* _Dataset records_
┄┄┄┄┄┄┄┄┄┄

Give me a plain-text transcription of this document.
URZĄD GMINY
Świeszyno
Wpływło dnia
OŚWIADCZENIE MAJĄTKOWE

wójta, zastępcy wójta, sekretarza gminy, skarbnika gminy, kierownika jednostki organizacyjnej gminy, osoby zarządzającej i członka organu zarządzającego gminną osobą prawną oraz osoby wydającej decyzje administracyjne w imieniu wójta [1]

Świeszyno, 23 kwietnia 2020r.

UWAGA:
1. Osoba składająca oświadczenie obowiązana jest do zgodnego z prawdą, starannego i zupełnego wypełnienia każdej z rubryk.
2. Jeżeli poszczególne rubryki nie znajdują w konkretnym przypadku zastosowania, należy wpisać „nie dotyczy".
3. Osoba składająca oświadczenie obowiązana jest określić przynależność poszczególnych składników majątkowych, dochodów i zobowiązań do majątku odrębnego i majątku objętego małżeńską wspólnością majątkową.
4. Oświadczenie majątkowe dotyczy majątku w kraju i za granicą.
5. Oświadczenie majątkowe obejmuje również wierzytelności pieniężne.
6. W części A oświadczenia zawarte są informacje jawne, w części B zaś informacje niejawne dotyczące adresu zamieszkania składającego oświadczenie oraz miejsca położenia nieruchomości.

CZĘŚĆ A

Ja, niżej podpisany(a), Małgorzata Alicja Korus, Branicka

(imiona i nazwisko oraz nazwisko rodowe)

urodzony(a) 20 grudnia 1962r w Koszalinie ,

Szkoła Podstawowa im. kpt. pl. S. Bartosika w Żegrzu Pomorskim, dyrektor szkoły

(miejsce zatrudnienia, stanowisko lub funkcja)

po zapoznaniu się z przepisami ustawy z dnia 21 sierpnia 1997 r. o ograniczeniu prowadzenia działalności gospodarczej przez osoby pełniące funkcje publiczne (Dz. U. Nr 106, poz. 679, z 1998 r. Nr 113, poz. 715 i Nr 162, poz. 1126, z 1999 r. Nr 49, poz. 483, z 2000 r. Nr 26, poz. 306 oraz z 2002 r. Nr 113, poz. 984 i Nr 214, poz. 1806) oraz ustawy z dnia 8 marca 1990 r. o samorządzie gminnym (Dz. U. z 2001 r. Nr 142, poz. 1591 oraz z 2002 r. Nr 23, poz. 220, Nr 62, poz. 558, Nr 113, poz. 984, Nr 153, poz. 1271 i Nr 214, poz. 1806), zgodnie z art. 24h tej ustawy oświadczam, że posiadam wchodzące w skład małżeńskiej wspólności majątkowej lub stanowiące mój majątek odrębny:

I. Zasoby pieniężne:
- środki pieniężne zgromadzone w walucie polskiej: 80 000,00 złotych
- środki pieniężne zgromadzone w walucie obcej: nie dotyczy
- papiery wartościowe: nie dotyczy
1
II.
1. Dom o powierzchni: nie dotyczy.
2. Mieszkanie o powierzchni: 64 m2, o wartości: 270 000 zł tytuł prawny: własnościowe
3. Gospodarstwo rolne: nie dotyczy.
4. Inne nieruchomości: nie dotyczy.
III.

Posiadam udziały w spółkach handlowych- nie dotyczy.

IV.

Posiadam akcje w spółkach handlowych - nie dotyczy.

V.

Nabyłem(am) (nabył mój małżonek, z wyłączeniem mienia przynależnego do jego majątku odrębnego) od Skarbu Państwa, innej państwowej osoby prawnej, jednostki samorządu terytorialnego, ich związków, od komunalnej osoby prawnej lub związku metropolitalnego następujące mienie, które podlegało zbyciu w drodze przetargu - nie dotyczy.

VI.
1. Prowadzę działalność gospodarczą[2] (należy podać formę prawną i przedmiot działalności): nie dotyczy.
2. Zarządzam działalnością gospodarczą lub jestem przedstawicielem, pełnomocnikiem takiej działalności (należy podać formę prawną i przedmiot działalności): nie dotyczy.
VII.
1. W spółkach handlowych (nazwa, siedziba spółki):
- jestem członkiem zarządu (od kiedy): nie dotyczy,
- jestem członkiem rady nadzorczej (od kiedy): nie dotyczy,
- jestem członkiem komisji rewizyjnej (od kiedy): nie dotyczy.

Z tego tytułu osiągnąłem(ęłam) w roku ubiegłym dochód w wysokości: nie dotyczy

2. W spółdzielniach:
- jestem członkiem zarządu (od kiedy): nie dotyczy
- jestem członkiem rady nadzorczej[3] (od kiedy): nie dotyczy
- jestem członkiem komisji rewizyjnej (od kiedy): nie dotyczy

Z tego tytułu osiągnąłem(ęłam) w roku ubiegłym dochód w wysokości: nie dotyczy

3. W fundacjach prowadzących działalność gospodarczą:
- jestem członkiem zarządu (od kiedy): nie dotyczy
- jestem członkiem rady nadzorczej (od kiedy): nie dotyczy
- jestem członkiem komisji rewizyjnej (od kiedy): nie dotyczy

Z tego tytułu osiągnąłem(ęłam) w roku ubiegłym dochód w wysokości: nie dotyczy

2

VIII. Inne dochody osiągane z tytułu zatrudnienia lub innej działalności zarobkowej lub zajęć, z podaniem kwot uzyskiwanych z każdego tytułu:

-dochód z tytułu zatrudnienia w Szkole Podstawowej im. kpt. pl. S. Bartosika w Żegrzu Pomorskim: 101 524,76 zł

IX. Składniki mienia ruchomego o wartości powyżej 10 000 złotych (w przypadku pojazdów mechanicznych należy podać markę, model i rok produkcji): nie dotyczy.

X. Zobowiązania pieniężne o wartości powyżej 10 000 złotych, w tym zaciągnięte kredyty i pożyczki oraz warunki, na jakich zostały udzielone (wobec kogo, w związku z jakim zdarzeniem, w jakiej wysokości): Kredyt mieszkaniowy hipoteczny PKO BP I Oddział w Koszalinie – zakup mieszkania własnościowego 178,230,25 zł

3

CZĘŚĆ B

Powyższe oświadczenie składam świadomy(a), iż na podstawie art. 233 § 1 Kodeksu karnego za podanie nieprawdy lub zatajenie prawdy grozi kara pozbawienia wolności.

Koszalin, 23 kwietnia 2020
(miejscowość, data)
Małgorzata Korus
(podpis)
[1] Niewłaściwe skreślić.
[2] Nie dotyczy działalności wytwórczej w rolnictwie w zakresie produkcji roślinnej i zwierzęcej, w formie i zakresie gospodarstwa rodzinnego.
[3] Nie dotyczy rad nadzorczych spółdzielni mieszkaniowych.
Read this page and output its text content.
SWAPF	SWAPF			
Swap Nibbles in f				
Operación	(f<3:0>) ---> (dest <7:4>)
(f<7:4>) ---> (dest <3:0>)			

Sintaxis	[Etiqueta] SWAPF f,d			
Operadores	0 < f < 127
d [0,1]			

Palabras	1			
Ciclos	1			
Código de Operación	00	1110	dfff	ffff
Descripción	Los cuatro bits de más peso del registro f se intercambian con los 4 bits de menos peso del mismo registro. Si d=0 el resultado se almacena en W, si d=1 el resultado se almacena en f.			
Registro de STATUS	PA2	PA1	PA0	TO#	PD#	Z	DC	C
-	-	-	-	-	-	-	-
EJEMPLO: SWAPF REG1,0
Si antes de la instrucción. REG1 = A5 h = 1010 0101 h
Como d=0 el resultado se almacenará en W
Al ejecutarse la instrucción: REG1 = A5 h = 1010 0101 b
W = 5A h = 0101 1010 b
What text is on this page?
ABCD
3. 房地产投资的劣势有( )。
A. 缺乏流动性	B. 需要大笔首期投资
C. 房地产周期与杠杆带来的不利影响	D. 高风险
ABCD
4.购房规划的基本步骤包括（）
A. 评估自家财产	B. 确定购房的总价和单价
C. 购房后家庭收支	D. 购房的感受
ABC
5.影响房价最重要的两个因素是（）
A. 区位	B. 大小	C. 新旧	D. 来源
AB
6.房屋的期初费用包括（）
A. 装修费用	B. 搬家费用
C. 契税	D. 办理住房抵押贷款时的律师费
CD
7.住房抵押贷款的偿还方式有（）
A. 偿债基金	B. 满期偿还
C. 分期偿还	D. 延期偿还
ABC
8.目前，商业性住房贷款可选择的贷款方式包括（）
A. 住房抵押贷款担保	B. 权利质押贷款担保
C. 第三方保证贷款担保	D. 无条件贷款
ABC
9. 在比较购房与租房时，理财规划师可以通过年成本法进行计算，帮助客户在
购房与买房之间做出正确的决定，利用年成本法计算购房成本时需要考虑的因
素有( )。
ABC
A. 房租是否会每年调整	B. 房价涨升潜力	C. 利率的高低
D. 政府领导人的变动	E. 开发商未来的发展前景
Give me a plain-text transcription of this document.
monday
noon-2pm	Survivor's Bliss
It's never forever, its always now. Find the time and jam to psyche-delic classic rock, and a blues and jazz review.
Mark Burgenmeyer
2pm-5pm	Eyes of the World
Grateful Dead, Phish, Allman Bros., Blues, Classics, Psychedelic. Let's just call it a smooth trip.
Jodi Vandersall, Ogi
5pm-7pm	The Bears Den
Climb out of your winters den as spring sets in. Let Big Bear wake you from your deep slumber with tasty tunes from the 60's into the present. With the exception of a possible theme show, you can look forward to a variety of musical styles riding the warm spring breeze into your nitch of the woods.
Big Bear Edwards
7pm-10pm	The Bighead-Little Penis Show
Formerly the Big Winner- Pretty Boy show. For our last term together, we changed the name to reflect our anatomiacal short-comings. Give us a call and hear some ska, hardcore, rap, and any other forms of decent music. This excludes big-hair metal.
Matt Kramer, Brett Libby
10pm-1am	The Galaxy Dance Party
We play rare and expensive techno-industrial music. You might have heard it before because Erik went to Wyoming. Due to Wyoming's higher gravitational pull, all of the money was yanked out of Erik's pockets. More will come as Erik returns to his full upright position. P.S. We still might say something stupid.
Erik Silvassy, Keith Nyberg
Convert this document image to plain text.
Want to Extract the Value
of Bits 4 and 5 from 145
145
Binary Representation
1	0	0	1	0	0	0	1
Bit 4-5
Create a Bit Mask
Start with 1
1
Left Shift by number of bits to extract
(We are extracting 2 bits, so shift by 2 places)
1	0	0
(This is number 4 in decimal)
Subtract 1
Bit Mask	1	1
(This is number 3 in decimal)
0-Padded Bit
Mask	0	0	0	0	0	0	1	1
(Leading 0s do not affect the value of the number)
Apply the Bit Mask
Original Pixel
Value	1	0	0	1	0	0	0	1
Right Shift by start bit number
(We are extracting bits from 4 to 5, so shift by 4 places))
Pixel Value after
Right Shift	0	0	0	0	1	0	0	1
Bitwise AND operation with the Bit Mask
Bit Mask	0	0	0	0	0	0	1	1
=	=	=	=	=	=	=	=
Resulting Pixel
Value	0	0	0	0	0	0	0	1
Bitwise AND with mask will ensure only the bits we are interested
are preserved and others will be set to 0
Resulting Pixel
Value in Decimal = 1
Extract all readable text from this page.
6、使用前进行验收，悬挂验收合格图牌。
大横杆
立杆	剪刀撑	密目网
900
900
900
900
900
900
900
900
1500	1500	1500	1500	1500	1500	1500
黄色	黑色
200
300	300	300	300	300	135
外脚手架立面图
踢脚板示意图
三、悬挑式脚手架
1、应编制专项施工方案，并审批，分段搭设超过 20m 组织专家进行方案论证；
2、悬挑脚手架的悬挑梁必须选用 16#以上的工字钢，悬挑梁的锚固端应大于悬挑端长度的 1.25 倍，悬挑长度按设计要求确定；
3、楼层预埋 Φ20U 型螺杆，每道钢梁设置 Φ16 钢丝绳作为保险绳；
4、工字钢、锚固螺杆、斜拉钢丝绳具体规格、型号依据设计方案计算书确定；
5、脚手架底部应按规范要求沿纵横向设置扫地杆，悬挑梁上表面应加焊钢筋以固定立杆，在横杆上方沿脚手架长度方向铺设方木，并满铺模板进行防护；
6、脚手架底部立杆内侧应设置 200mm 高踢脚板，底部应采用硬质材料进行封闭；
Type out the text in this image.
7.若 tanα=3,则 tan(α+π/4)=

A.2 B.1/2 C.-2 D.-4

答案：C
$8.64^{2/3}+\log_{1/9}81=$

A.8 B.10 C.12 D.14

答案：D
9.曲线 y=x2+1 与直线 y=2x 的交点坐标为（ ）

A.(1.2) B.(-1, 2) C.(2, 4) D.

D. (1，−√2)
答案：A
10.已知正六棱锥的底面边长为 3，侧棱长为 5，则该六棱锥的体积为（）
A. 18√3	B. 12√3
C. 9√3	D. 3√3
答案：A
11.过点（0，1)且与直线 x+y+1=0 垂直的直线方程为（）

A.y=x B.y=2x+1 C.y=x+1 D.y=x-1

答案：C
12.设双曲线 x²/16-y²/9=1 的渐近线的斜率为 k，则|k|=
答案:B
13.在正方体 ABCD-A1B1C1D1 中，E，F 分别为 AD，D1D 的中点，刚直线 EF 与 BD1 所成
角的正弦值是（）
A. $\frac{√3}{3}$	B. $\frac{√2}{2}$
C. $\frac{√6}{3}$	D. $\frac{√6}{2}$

┄┄┄┄┄┄┄┄┄┄

* _What to work on_
State how many lines hold the word "Osoba". The number is the whole answer.

* _Task answer_
2